━━━━━ EXTRACTED MATERIAL
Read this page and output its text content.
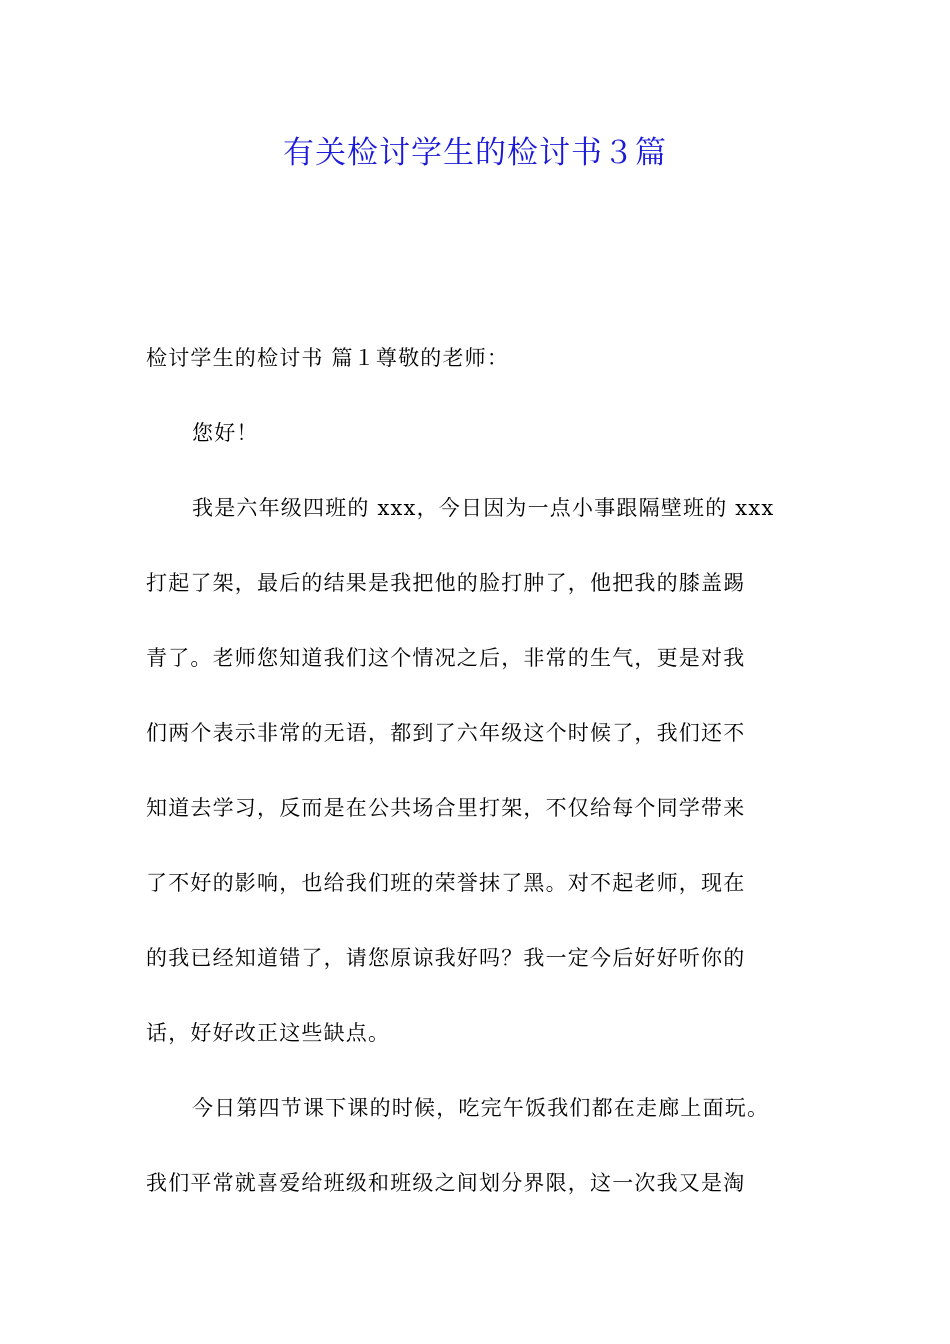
有关检讨学生的检讨书３篇
检讨学生的检讨书 篇１尊敬的老师：
您好！
我是六年级四班的 xxx，今日因为一点小事跟隔壁班的 xxx
打起了架，最后的结果是我把他的脸打肿了，他把我的膝盖踢
青了。老师您知道我们这个情况之后，非常的生气，更是对我
们两个表示非常的无语，都到了六年级这个时候了，我们还不
知道去学习，反而是在公共场合里打架，不仅给每个同学带来
了不好的影响，也给我们班的荣誉抹了黑。对不起老师，现在
的我已经知道错了，请您原谅我好吗？我一定今后好好听你的
话，好好改正这些缺点。
今日第四节课下课的时候，吃完午饭我们都在走廊上面玩。
我们平常就喜爱给班级和班级之间划分界限，这一次我又是淘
━━━━━━━━━━
> **THE REQUEST**
Give an exact copy of the material, leaving out every picture.

> **EXERCISE SOLUTION**
Read this page and output its text content.
有关检讨学生的检讨书３篇
检讨学生的检讨书 篇１尊敬的老师：
您好！
我是六年级四班的 xxx，今日因为一点小事跟隔壁班的 xxx
打起了架，最后的结果是我把他的脸打肿了，他把我的膝盖踢
青了。老师您知道我们这个情况之后，非常的生气，更是对我
们两个表示非常的无语，都到了六年级这个时候了，我们还不
知道去学习，反而是在公共场合里打架，不仅给每个同学带来
了不好的影响，也给我们班的荣誉抹了黑。对不起老师，现在
的我已经知道错了，请您原谅我好吗？我一定今后好好听你的
话，好好改正这些缺点。
今日第四节课下课的时候，吃完午饭我们都在走廊上面玩。
我们平常就喜爱给班级和班级之间划分界限，这一次我又是淘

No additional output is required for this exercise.